WORK REQUIRED:
Your task is to print every entry below exactly as given.

LISTING:
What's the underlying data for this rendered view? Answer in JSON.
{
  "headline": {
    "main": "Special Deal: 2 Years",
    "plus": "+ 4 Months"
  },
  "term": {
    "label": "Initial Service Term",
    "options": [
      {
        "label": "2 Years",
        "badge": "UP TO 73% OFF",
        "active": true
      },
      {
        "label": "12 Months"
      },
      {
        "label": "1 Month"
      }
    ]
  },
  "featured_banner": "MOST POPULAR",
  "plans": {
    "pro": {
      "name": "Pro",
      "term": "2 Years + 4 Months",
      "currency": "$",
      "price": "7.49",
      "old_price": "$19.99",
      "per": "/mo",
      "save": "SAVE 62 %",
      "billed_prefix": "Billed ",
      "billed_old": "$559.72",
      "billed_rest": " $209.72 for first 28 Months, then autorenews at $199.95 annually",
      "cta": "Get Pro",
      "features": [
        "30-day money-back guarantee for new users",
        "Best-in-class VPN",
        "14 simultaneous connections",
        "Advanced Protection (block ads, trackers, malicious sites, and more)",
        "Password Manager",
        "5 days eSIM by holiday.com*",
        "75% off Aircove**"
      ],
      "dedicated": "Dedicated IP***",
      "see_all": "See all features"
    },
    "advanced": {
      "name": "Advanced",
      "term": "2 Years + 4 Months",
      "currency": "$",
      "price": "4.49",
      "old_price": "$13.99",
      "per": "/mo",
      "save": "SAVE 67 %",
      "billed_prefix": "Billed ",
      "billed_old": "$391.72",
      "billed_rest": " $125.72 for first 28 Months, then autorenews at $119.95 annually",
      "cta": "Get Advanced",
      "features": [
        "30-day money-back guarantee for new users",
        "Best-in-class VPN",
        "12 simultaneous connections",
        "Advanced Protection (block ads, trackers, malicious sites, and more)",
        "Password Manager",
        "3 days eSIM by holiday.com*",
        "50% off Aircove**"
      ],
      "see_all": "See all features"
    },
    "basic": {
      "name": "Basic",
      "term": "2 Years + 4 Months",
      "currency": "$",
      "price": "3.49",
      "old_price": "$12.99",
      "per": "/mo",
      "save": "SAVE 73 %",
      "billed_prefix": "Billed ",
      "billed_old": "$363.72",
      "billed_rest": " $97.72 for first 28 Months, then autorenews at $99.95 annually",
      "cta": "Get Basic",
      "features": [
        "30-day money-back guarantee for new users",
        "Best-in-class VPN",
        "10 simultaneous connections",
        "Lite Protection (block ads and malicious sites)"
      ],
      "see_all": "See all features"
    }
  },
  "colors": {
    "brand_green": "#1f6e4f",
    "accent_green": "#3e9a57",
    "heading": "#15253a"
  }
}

CORRECT OUTPUT:
What's the underlying data for this rendered view? Answer in JSON.
{
  "headline": {
    "main": "Special Deal: 2 Years",
    "plus": "+ 4 Months"
  },
  "term": {
    "label": "Initial Service Term",
    "options": [
      {
        "label": "2 Years",
        "badge": "UP TO 73% OFF",
        "active": true
      },
      {
        "label": "12 Months"
      },
      {
        "label": "1 Month"
      }
    ]
  },
  "featured_banner": "MOST POPULAR",
  "plans": {
    "pro": {
      "name": "Pro",
      "term": "2 Years + 4 Months",
      "currency": "$",
      "price": "7.49",
      "old_price": "$19.99",
      "per": "/mo",
      "save": "SAVE 62 %",
      "billed_prefix": "Billed ",
      "billed_old": "$559.72",
      "billed_rest": " $209.72 for first 28 Months, then autorenews at $199.95 annually",
      "cta": "Get Pro",
      "features": [
        "30-day money-back guarantee for new users",
        "Best-in-class VPN",
        "14 simultaneous connections",
        "Advanced Protection (block ads, trackers, malicious sites, and more)",
        "Password Manager",
        "5 days eSIM by holiday.com*",
        "75% off Aircove**"
      ],
      "dedicated": "Dedicated IP***",
      "see_all": "See all features"
    },
    "advanced": {
      "name": "Advanced",
      "term": "2 Years + 4 Months",
      "currency": "$",
      "price": "4.49",
      "old_price": "$13.99",
      "per": "/mo",
      "save": "SAVE 67 %",
      "billed_prefix": "Billed ",
      "billed_old": "$391.72",
      "billed_rest": " $125.72 for first 28 Months, then autorenews at $119.95 annually",
      "cta": "Get Advanced",
      "features": [
        "30-day money-back guarantee for new users",
        "Best-in-class VPN",
        "12 simultaneous connections",
        "Advanced Protection (block ads, trackers, malicious sites, and more)",
        "Password Manager",
        "3 days eSIM by holiday.com*",
        "50% off Aircove**"
      ],
      "see_all": "See all features"
    },
    "basic": {
      "name": "Basic",
      "term": "2 Years + 4 Months",
      "currency": "$",
      "price": "3.49",
      "old_price": "$12.99",
      "per": "/mo",
      "save": "SAVE 73 %",
      "billed_prefix": "Billed ",
      "billed_old": "$363.72",
      "billed_rest": " $97.72 for first 28 Months, then autorenews at $99.95 annually",
      "cta": "Get Basic",
      "features": [
        "30-day money-back guarantee for new users",
        "Best-in-class VPN",
        "10 simultaneous connections",
        "Lite Protection (block ads and malicious sites)"
      ],
      "see_all": "See all features"
    }
  },
  "colors": {
    "brand_green": "#1f6e4f",
    "accent_green": "#3e9a57",
    "heading": "#15253a"
  }
}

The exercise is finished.